> **Job**
Any pictures in the records below must be left out when you repeat the lines from the line containing "Enumerate this screenshot's" through the line containing "Extract the structured" exactly.

> **Extracted entries**
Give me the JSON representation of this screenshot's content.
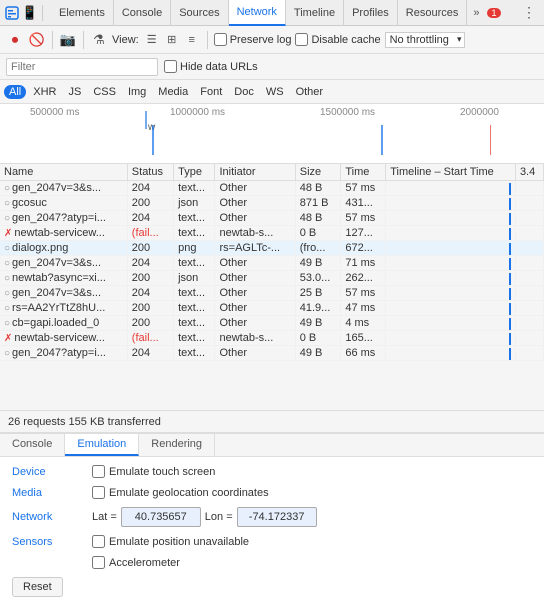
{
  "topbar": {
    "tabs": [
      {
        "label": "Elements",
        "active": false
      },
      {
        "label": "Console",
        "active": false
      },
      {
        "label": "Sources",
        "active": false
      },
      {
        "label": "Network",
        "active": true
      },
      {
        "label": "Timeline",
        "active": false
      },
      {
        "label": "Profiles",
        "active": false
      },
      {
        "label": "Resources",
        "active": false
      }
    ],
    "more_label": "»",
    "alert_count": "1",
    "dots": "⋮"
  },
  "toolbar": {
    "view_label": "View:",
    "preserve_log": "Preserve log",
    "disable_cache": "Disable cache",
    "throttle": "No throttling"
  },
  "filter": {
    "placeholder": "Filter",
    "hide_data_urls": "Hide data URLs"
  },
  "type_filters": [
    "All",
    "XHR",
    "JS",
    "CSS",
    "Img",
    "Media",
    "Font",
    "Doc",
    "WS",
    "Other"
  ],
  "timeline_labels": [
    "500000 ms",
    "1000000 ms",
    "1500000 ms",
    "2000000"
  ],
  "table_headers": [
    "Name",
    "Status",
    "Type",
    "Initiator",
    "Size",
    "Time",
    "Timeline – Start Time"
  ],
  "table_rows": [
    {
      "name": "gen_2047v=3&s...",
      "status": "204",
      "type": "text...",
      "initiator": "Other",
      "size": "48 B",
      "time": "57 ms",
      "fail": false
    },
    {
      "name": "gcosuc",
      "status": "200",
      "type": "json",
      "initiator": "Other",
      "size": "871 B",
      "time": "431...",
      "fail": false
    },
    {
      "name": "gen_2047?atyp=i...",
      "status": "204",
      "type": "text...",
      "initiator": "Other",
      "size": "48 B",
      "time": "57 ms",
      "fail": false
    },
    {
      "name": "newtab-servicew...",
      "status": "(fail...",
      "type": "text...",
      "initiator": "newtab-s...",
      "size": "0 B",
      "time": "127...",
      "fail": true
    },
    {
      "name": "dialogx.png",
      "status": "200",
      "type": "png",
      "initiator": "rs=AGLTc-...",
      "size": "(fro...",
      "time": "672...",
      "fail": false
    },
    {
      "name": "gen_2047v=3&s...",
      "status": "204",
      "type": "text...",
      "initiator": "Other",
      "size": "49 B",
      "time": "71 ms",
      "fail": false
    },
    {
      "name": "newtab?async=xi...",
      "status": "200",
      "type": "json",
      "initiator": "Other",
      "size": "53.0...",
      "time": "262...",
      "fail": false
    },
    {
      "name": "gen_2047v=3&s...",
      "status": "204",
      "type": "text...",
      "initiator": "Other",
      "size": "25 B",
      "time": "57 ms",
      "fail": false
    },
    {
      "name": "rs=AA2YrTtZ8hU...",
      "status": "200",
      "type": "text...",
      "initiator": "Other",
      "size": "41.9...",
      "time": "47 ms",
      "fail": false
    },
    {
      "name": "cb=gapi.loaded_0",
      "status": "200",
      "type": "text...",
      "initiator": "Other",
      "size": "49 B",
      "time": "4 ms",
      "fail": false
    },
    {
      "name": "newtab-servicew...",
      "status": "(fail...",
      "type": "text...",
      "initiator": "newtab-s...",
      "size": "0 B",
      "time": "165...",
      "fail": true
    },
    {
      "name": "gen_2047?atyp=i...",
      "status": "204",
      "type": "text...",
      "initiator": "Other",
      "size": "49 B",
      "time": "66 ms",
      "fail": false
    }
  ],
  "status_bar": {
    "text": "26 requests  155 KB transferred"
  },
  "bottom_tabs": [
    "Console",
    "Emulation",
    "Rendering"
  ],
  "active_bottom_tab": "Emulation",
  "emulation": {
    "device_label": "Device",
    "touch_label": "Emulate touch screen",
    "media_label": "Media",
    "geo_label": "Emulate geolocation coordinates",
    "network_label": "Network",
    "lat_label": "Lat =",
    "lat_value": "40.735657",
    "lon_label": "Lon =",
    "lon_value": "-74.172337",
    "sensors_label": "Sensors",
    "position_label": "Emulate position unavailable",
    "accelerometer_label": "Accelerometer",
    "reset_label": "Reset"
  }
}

...

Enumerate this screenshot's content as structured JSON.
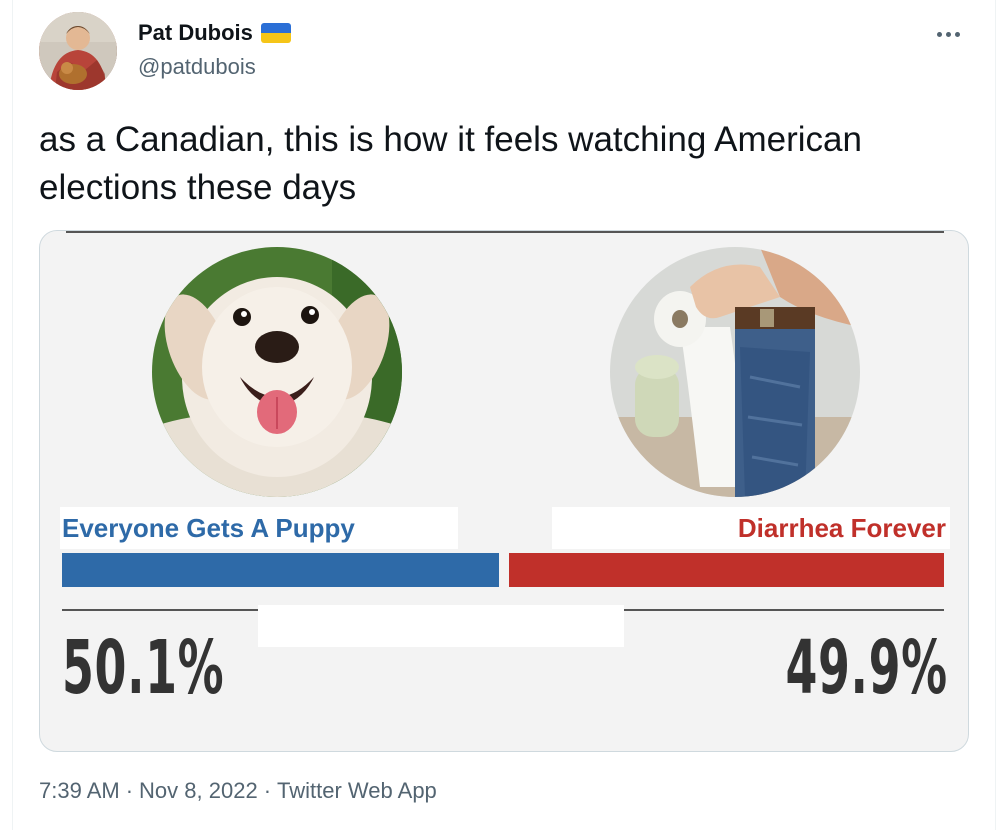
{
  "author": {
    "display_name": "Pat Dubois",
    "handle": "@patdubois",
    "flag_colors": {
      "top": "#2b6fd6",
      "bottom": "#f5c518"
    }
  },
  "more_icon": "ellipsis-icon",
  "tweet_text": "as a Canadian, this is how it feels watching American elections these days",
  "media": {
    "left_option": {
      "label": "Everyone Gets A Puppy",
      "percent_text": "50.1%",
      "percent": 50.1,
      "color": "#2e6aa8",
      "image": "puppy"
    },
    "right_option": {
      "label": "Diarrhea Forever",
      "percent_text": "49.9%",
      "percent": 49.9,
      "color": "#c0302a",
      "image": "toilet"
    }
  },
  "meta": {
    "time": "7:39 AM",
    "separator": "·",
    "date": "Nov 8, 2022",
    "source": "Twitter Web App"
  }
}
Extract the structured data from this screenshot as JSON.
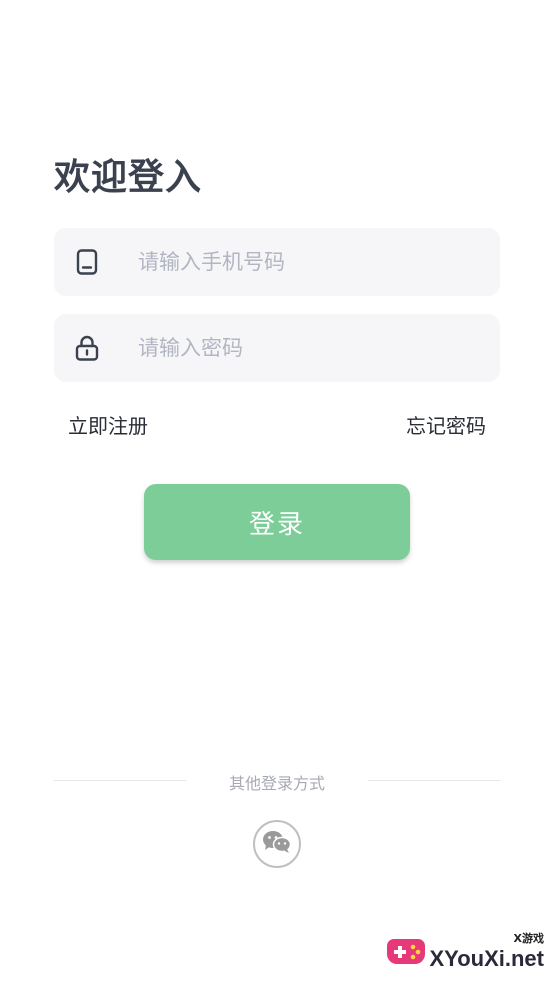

==

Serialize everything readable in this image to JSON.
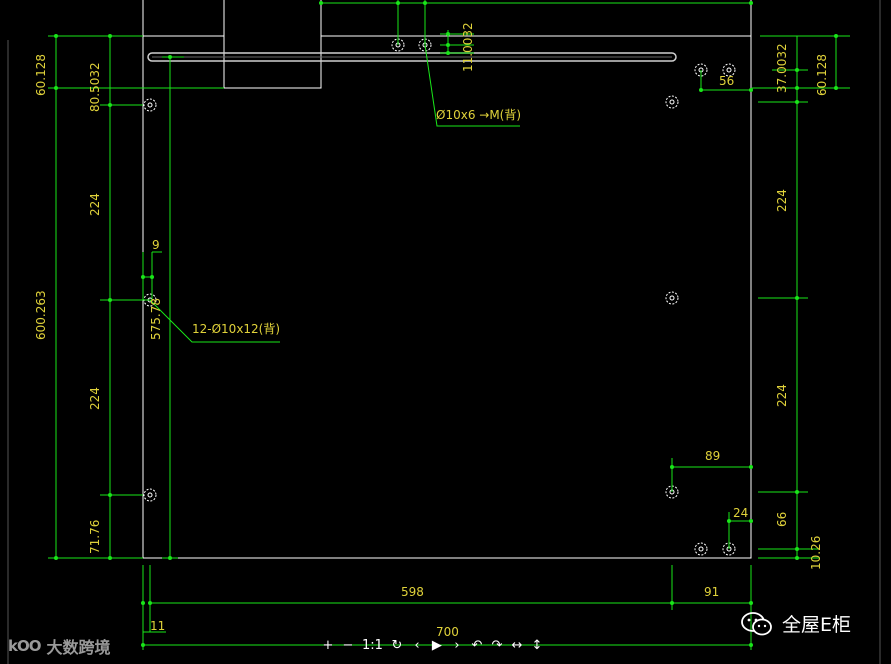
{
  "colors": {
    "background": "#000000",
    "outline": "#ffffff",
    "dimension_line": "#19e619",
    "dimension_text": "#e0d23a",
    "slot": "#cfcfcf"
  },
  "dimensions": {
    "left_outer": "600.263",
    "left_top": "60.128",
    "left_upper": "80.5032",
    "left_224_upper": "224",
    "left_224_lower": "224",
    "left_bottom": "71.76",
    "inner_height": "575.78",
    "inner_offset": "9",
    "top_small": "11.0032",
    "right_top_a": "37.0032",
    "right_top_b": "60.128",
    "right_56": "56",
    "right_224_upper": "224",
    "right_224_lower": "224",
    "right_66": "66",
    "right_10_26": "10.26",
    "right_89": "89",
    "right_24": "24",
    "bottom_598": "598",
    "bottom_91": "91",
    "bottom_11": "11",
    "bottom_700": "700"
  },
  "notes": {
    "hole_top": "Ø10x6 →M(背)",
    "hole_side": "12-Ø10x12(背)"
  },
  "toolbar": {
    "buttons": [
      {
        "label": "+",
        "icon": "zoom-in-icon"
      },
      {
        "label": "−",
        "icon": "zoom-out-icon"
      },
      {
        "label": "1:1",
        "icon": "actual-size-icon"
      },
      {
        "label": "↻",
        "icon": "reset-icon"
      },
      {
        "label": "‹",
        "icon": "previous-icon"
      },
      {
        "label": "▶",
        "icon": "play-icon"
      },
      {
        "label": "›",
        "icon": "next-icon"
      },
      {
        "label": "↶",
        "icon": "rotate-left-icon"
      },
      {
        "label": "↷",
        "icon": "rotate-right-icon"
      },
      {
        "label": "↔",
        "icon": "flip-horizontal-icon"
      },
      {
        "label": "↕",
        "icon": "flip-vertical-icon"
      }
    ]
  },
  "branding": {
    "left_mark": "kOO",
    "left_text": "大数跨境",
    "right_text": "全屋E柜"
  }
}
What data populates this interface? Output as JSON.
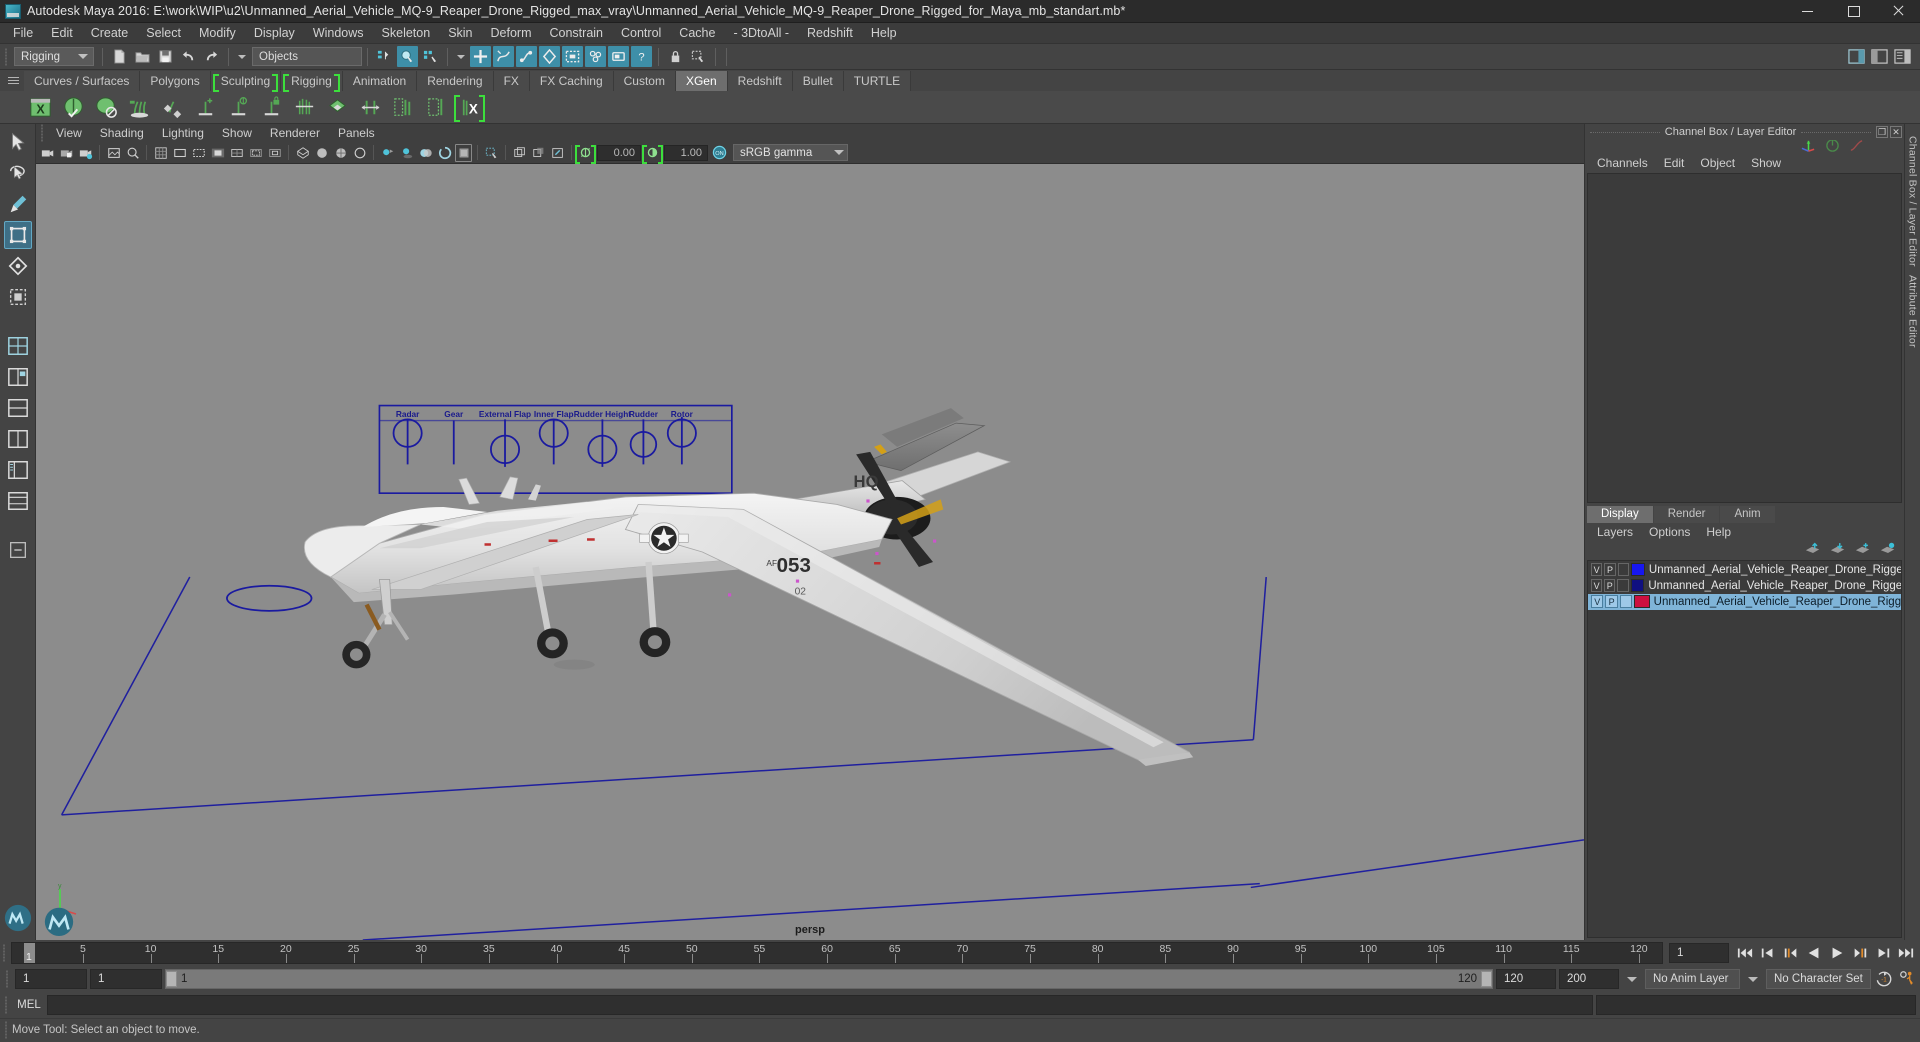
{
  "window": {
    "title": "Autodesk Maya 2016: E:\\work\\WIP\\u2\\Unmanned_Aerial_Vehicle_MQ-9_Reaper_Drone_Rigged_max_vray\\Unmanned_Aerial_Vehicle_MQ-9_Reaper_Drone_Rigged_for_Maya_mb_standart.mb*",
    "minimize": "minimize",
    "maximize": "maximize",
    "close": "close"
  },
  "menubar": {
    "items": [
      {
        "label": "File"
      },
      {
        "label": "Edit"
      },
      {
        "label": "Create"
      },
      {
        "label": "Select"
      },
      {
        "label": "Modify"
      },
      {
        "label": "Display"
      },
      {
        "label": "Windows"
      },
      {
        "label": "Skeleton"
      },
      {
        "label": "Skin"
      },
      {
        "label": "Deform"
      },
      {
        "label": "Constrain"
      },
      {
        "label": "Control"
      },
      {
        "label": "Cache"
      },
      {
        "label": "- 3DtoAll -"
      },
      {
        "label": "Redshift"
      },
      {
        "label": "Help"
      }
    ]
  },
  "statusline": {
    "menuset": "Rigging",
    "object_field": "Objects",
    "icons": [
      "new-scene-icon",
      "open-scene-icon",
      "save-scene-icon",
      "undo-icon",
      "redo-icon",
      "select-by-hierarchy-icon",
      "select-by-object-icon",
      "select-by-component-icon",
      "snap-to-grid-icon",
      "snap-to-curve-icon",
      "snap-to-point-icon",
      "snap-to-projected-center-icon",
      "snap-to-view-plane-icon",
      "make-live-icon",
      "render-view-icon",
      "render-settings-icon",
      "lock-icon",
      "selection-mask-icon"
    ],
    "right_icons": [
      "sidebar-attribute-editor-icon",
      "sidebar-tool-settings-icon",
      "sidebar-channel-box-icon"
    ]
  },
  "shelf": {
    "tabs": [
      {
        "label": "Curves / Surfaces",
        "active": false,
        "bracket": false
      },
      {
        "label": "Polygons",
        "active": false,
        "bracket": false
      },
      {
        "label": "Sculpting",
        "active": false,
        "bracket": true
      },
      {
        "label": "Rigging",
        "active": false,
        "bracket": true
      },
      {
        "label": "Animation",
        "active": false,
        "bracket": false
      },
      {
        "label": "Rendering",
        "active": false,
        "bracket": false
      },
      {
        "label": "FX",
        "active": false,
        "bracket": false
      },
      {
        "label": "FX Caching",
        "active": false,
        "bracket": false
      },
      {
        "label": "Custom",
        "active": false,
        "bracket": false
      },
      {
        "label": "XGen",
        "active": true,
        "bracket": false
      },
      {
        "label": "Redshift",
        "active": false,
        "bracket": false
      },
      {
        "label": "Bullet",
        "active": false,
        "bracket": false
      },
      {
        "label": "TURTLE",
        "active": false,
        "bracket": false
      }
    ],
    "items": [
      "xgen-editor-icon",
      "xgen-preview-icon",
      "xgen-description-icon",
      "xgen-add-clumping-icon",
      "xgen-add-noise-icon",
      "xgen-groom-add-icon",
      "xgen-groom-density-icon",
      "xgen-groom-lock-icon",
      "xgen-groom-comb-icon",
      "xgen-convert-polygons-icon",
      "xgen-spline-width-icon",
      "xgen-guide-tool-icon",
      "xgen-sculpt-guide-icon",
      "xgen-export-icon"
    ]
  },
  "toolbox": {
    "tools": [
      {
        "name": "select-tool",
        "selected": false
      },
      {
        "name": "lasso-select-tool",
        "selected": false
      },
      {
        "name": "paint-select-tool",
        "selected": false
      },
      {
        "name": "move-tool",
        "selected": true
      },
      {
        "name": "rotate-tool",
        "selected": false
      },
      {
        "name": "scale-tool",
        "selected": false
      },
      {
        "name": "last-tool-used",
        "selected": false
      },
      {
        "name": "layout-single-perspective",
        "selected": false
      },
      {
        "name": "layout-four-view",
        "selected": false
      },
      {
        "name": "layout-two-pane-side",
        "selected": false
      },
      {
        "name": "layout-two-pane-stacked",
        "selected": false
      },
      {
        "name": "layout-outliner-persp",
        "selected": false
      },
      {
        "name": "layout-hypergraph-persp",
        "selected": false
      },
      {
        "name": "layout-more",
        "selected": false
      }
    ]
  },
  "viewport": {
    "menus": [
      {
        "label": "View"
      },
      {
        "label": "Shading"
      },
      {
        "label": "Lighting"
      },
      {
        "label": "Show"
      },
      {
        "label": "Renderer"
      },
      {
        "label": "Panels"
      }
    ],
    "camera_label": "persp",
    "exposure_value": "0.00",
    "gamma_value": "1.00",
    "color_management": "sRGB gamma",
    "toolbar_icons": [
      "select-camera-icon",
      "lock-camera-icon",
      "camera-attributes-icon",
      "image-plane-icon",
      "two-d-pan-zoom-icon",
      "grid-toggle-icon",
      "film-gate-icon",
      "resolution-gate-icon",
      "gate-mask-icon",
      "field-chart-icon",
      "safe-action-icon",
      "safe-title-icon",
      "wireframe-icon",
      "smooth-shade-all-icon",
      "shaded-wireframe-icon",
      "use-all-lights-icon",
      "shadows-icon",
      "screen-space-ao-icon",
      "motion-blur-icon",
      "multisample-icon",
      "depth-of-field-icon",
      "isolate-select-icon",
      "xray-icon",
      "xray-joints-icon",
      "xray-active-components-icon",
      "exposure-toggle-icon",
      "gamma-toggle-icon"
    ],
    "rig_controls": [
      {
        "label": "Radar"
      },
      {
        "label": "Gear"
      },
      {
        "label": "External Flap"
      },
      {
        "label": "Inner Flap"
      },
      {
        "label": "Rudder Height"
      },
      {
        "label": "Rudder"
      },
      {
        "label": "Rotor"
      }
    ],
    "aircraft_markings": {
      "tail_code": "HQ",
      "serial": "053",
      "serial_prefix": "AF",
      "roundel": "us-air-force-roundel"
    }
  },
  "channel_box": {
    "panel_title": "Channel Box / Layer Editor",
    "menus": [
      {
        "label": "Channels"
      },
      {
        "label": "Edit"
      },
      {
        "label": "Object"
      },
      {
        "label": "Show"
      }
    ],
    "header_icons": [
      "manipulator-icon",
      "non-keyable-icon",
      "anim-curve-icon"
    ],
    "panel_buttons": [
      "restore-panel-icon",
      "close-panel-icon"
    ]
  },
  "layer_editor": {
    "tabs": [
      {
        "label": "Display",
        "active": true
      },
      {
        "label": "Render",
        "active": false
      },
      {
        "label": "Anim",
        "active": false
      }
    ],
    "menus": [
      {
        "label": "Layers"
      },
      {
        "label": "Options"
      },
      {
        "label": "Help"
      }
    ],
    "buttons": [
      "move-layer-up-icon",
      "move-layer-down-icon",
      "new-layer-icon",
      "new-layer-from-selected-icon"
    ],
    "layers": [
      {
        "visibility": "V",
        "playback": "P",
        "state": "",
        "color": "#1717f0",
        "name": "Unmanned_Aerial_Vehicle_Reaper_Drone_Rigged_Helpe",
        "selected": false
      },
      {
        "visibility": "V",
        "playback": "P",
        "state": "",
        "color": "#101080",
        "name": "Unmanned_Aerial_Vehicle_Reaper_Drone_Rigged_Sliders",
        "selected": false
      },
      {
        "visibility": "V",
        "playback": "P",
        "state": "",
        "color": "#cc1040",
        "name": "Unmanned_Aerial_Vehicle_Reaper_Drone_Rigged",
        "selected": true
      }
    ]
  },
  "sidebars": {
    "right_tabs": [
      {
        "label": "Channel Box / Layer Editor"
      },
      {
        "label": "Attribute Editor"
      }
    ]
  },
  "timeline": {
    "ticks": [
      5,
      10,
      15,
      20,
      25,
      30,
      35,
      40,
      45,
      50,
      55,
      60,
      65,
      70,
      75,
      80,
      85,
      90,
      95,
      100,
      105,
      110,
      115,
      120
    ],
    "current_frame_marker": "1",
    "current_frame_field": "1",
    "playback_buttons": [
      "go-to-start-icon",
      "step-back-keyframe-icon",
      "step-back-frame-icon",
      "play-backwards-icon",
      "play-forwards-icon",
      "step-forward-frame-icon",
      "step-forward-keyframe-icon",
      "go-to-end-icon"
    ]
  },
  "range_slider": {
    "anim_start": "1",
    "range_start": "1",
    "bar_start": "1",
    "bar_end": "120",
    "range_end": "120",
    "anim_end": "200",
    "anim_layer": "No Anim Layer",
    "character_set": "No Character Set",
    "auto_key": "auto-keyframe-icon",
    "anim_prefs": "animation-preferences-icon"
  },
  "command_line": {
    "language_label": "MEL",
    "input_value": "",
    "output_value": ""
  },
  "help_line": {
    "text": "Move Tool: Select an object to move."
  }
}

> **Final result**
Enumerate this screenshot's content as structured JSON.
{
  "author": {
    "display_name": "Pat Dubois",
    "handle": "@patdubois",
    "flag_colors": {
      "top": "#2b6fd6",
      "bottom": "#f5c518"
    }
  },
  "more_icon": "ellipsis-icon",
  "tweet_text": "as a Canadian, this is how it feels watching American elections these days",
  "media": {
    "left_option": {
      "label": "Everyone Gets A Puppy",
      "percent_text": "50.1%",
      "percent": 50.1,
      "color": "#2e6aa8",
      "image": "puppy"
    },
    "right_option": {
      "label": "Diarrhea Forever",
      "percent_text": "49.9%",
      "percent": 49.9,
      "color": "#c0302a",
      "image": "toilet"
    }
  },
  "meta": {
    "time": "7:39 AM",
    "separator": "·",
    "date": "Nov 8, 2022",
    "source": "Twitter Web App"
  }
}
Extract the structured data from this screenshot as JSON.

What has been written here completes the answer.